*DATA FOR THIS TASK:*
Start of Block
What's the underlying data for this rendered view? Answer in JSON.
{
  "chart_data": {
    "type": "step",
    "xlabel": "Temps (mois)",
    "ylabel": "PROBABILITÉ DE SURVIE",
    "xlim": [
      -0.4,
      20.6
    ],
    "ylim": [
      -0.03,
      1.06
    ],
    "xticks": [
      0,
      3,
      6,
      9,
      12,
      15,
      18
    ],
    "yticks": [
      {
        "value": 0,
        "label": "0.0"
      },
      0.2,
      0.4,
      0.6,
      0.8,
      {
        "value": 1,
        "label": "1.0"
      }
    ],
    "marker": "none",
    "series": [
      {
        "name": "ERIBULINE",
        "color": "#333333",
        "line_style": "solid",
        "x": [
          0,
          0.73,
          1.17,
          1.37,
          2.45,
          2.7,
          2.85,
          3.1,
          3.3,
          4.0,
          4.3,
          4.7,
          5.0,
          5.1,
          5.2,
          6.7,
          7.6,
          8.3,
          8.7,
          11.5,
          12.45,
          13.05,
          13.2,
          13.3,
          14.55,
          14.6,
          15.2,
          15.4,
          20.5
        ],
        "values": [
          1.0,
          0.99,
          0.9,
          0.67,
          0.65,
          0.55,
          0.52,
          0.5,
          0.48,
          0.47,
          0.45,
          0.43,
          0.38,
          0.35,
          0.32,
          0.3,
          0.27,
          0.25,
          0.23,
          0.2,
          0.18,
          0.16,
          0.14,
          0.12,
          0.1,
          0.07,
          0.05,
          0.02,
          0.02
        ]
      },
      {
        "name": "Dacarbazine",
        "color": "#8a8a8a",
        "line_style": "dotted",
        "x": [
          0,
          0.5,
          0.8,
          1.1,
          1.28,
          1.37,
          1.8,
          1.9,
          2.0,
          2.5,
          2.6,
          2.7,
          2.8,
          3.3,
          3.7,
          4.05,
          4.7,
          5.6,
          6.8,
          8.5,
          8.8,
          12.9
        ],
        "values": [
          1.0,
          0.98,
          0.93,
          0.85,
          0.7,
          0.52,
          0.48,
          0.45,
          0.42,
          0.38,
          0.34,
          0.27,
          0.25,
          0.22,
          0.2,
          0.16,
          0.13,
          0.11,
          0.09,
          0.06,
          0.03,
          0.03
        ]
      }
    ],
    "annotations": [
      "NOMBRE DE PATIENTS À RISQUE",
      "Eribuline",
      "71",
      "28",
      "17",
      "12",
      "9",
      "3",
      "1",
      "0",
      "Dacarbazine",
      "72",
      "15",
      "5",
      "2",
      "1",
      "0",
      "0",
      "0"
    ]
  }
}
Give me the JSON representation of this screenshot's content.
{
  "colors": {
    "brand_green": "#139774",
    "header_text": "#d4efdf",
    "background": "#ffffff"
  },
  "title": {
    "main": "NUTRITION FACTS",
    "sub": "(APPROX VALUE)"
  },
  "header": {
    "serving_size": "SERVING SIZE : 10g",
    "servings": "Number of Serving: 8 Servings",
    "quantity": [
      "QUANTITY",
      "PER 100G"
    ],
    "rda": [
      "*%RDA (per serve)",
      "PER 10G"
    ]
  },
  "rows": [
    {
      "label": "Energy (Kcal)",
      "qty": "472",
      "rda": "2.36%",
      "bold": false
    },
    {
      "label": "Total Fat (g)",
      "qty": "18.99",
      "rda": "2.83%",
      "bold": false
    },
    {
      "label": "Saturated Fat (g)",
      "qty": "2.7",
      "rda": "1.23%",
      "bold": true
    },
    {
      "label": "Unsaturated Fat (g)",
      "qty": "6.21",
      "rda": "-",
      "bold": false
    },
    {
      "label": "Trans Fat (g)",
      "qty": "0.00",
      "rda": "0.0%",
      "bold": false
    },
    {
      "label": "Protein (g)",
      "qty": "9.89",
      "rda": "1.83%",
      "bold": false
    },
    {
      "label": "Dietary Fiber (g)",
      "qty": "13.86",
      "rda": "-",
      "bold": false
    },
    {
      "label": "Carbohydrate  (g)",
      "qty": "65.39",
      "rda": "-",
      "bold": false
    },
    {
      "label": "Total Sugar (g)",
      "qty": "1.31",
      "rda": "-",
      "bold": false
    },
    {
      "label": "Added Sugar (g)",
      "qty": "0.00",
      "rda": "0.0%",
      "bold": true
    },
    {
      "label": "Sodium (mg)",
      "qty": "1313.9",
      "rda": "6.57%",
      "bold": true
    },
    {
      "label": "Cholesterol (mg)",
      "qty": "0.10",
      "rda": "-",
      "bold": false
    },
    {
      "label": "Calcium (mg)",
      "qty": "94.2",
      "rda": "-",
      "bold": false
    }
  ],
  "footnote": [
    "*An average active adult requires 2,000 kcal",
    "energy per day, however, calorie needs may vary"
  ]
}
End of Block
Every line above that has the string "Total" needs to be copied.

*SOLUTION FOR THIS TASK:*
      "label": "Total Fat (g)",
      "label": "Total Sugar (g)",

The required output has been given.